**GIVEN REQUEST**:
Write the material out again exactly as it stands.

* Begin MATERIAL SHOWN *

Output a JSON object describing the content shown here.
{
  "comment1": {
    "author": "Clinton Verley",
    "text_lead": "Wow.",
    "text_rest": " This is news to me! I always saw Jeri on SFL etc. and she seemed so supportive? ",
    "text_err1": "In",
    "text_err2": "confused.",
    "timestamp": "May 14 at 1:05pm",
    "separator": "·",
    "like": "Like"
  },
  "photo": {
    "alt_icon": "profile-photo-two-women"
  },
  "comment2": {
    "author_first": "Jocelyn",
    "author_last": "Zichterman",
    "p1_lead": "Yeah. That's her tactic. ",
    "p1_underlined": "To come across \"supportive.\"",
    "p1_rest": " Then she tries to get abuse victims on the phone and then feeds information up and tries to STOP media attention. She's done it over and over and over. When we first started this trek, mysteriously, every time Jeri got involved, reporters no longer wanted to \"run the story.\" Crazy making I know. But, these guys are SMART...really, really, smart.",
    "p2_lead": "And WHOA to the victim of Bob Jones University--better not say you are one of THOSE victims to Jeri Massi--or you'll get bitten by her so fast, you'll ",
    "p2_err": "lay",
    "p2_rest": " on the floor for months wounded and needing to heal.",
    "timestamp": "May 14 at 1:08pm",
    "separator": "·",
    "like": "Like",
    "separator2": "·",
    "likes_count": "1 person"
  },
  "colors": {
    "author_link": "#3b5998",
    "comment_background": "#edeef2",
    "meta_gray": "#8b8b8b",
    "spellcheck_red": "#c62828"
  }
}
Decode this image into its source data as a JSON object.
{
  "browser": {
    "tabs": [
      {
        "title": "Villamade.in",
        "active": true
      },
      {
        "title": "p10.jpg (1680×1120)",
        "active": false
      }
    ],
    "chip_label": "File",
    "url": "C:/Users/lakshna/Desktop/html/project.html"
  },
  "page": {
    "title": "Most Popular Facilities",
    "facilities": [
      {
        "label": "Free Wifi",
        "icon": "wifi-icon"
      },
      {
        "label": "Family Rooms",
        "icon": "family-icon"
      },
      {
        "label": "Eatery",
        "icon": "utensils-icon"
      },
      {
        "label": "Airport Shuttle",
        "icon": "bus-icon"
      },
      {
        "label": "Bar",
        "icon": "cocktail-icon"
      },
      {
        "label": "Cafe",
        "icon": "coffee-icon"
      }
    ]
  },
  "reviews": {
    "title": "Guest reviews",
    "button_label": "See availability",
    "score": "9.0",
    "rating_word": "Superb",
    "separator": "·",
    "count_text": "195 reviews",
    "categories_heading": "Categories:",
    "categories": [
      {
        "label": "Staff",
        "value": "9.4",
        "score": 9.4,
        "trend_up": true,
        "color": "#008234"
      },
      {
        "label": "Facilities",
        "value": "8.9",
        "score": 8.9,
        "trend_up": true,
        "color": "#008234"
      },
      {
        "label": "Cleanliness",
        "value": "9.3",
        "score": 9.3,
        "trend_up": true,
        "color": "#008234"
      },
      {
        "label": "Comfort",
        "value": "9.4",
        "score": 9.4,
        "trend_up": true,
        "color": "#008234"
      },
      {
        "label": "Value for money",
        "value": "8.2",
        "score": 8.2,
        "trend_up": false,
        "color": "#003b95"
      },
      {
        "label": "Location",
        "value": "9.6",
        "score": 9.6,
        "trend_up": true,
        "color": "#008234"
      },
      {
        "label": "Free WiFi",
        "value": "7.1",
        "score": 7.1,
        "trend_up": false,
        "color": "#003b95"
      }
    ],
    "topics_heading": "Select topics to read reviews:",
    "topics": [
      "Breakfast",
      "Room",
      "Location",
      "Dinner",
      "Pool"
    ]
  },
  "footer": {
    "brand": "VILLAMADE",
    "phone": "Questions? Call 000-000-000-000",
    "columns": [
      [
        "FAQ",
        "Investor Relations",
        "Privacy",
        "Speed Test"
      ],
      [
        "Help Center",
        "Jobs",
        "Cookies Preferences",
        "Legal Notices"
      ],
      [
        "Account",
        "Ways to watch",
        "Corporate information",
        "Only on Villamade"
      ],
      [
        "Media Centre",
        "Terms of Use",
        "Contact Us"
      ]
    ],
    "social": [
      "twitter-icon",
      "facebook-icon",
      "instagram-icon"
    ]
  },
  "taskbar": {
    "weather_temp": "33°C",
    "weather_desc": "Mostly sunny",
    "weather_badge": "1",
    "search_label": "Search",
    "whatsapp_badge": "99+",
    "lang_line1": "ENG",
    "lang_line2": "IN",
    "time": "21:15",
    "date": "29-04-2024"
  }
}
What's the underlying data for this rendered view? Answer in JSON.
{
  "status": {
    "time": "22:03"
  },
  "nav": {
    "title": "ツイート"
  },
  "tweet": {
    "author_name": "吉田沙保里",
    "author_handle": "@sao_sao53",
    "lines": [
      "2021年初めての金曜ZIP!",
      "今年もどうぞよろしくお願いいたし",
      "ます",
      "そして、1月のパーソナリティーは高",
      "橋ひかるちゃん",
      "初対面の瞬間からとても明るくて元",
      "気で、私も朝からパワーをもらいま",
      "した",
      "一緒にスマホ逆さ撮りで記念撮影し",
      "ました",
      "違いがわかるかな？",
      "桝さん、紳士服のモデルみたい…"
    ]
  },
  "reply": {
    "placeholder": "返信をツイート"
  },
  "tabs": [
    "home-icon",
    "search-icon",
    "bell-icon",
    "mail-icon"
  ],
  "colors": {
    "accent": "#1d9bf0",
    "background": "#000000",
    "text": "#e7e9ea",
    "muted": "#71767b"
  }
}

* End MATERIAL SHOWN *

**RESULT OF THIS TASK**:
Output a JSON object describing the content shown here.
{
  "comment1": {
    "author": "Clinton Verley",
    "text_lead": "Wow.",
    "text_rest": " This is news to me! I always saw Jeri on SFL etc. and she seemed so supportive? ",
    "text_err1": "In",
    "text_err2": "confused.",
    "timestamp": "May 14 at 1:05pm",
    "separator": "·",
    "like": "Like"
  },
  "photo": {
    "alt_icon": "profile-photo-two-women"
  },
  "comment2": {
    "author_first": "Jocelyn",
    "author_last": "Zichterman",
    "p1_lead": "Yeah. That's her tactic. ",
    "p1_underlined": "To come across \"supportive.\"",
    "p1_rest": " Then she tries to get abuse victims on the phone and then feeds information up and tries to STOP media attention. She's done it over and over and over. When we first started this trek, mysteriously, every time Jeri got involved, reporters no longer wanted to \"run the story.\" Crazy making I know. But, these guys are SMART...really, really, smart.",
    "p2_lead": "And WHOA to the victim of Bob Jones University--better not say you are one of THOSE victims to Jeri Massi--or you'll get bitten by her so fast, you'll ",
    "p2_err": "lay",
    "p2_rest": " on the floor for months wounded and needing to heal.",
    "timestamp": "May 14 at 1:08pm",
    "separator": "·",
    "like": "Like",
    "separator2": "·",
    "likes_count": "1 person"
  },
  "colors": {
    "author_link": "#3b5998",
    "comment_background": "#edeef2",
    "meta_gray": "#8b8b8b",
    "spellcheck_red": "#c62828"
  }
}
Decode this image into its source data as a JSON object.
{
  "browser": {
    "tabs": [
      {
        "title": "Villamade.in",
        "active": true
      },
      {
        "title": "p10.jpg (1680×1120)",
        "active": false
      }
    ],
    "chip_label": "File",
    "url": "C:/Users/lakshna/Desktop/html/project.html"
  },
  "page": {
    "title": "Most Popular Facilities",
    "facilities": [
      {
        "label": "Free Wifi",
        "icon": "wifi-icon"
      },
      {
        "label": "Family Rooms",
        "icon": "family-icon"
      },
      {
        "label": "Eatery",
        "icon": "utensils-icon"
      },
      {
        "label": "Airport Shuttle",
        "icon": "bus-icon"
      },
      {
        "label": "Bar",
        "icon": "cocktail-icon"
      },
      {
        "label": "Cafe",
        "icon": "coffee-icon"
      }
    ]
  },
  "reviews": {
    "title": "Guest reviews",
    "button_label": "See availability",
    "score": "9.0",
    "rating_word": "Superb",
    "separator": "·",
    "count_text": "195 reviews",
    "categories_heading": "Categories:",
    "categories": [
      {
        "label": "Staff",
        "value": "9.4",
        "score": 9.4,
        "trend_up": true,
        "color": "#008234"
      },
      {
        "label": "Facilities",
        "value": "8.9",
        "score": 8.9,
        "trend_up": true,
        "color": "#008234"
      },
      {
        "label": "Cleanliness",
        "value": "9.3",
        "score": 9.3,
        "trend_up": true,
        "color": "#008234"
      },
      {
        "label": "Comfort",
        "value": "9.4",
        "score": 9.4,
        "trend_up": true,
        "color": "#008234"
      },
      {
        "label": "Value for money",
        "value": "8.2",
        "score": 8.2,
        "trend_up": false,
        "color": "#003b95"
      },
      {
        "label": "Location",
        "value": "9.6",
        "score": 9.6,
        "trend_up": true,
        "color": "#008234"
      },
      {
        "label": "Free WiFi",
        "value": "7.1",
        "score": 7.1,
        "trend_up": false,
        "color": "#003b95"
      }
    ],
    "topics_heading": "Select topics to read reviews:",
    "topics": [
      "Breakfast",
      "Room",
      "Location",
      "Dinner",
      "Pool"
    ]
  },
  "footer": {
    "brand": "VILLAMADE",
    "phone": "Questions? Call 000-000-000-000",
    "columns": [
      [
        "FAQ",
        "Investor Relations",
        "Privacy",
        "Speed Test"
      ],
      [
        "Help Center",
        "Jobs",
        "Cookies Preferences",
        "Legal Notices"
      ],
      [
        "Account",
        "Ways to watch",
        "Corporate information",
        "Only on Villamade"
      ],
      [
        "Media Centre",
        "Terms of Use",
        "Contact Us"
      ]
    ],
    "social": [
      "twitter-icon",
      "facebook-icon",
      "instagram-icon"
    ]
  },
  "taskbar": {
    "weather_temp": "33°C",
    "weather_desc": "Mostly sunny",
    "weather_badge": "1",
    "search_label": "Search",
    "whatsapp_badge": "99+",
    "lang_line1": "ENG",
    "lang_line2": "IN",
    "time": "21:15",
    "date": "29-04-2024"
  }
}
What's the underlying data for this rendered view? Answer in JSON.
{
  "status": {
    "time": "22:03"
  },
  "nav": {
    "title": "ツイート"
  },
  "tweet": {
    "author_name": "吉田沙保里",
    "author_handle": "@sao_sao53",
    "lines": [
      "2021年初めての金曜ZIP!",
      "今年もどうぞよろしくお願いいたし",
      "ます",
      "そして、1月のパーソナリティーは高",
      "橋ひかるちゃん",
      "初対面の瞬間からとても明るくて元",
      "気で、私も朝からパワーをもらいま",
      "した",
      "一緒にスマホ逆さ撮りで記念撮影し",
      "ました",
      "違いがわかるかな？",
      "桝さん、紳士服のモデルみたい…"
    ]
  },
  "reply": {
    "placeholder": "返信をツイート"
  },
  "tabs": [
    "home-icon",
    "search-icon",
    "bell-icon",
    "mail-icon"
  ],
  "colors": {
    "accent": "#1d9bf0",
    "background": "#000000",
    "text": "#e7e9ea",
    "muted": "#71767b"
  }
}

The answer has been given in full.